>> begin

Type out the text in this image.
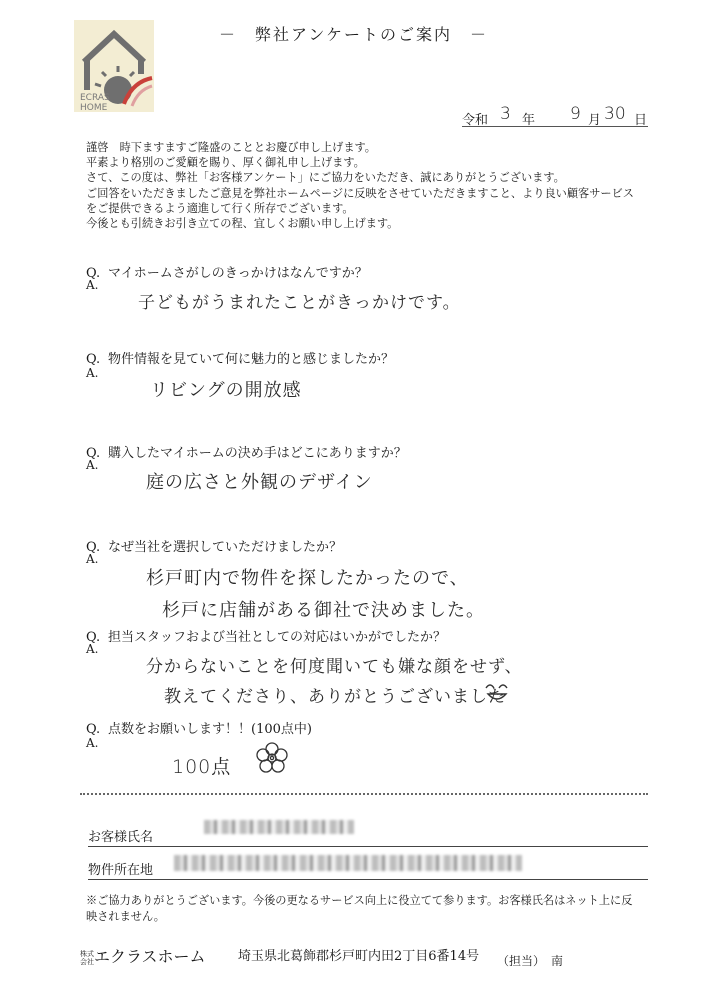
－　弊社アンケートのご案内　－
ECRAS
HOME
令和 3 年 9 月 30 日
謹啓　時下ますますご隆盛のこととお慶び申し上げます。
平素より格別のご愛顧を賜り、厚く御礼申し上げます。
さて、この度は、弊社「お客様アンケート」にご協力をいただき、誠にありがとうございます。
ご回答をいただきましたご意見を弊社ホームページに反映をさせていただきますこと、より良い顧客サービス
をご提供できるよう適進して行く所存でございます。
今後とも引続きお引き立ての程、宜しくお願い申し上げます。
Q. マイホームさがしのきっかけはなんですか？
A.
子どもがうまれたことがきっかけです。
Q. 物件情報を見ていて何に魅力的と感じましたか？
A.
リビングの開放感
Q. 購入したマイホームの決め手はどこにありますか？
A.
庭の広さと外観のデザイン
Q. なぜ当社を選択していただけましたか？
A.
杉戸町内で物件を探したかったので、
杉戸に店舗がある御社で決めました。
Q. 担当スタッフおよび当社としての対応はいかがでしたか？
A.
分からないことを何度聞いても嫌な顔をせず、
教えてくださり、ありがとうございました
Q. 点数をお願いします！！(100点中)
A.
100点
お客様氏名
物件所在地
※ご協力ありがとうございます。今後の更なるサービス向上に役立てて参ります。お客様氏名はネット上に反
映されません。
株式会社エクラスホーム 埼玉県北葛飾郡杉戸町内田2丁目6番14号 （担当） 南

>> end

Exactly as written, return every line of the listing, but not the pictures.

Type out the text in this image.
－　弊社アンケートのご案内　－
ECRAS
HOME
令和 3 年 9 月 30 日
謹啓　時下ますますご隆盛のこととお慶び申し上げます。
平素より格別のご愛顧を賜り、厚く御礼申し上げます。
さて、この度は、弊社「お客様アンケート」にご協力をいただき、誠にありがとうございます。
ご回答をいただきましたご意見を弊社ホームページに反映をさせていただきますこと、より良い顧客サービス
をご提供できるよう適進して行く所存でございます。
今後とも引続きお引き立ての程、宜しくお願い申し上げます。
Q. マイホームさがしのきっかけはなんですか？
A.
子どもがうまれたことがきっかけです。
Q. 物件情報を見ていて何に魅力的と感じましたか？
A.
リビングの開放感
Q. 購入したマイホームの決め手はどこにありますか？
A.
庭の広さと外観のデザイン
Q. なぜ当社を選択していただけましたか？
A.
杉戸町内で物件を探したかったので、
杉戸に店舗がある御社で決めました。
Q. 担当スタッフおよび当社としての対応はいかがでしたか？
A.
分からないことを何度聞いても嫌な顔をせず、
教えてくださり、ありがとうございました
Q. 点数をお願いします！！(100点中)
A.
100点
お客様氏名
物件所在地
※ご協力ありがとうございます。今後の更なるサービス向上に役立てて参ります。お客様氏名はネット上に反
映されません。
株式会社エクラスホーム 埼玉県北葛飾郡杉戸町内田2丁目6番14号 （担当） 南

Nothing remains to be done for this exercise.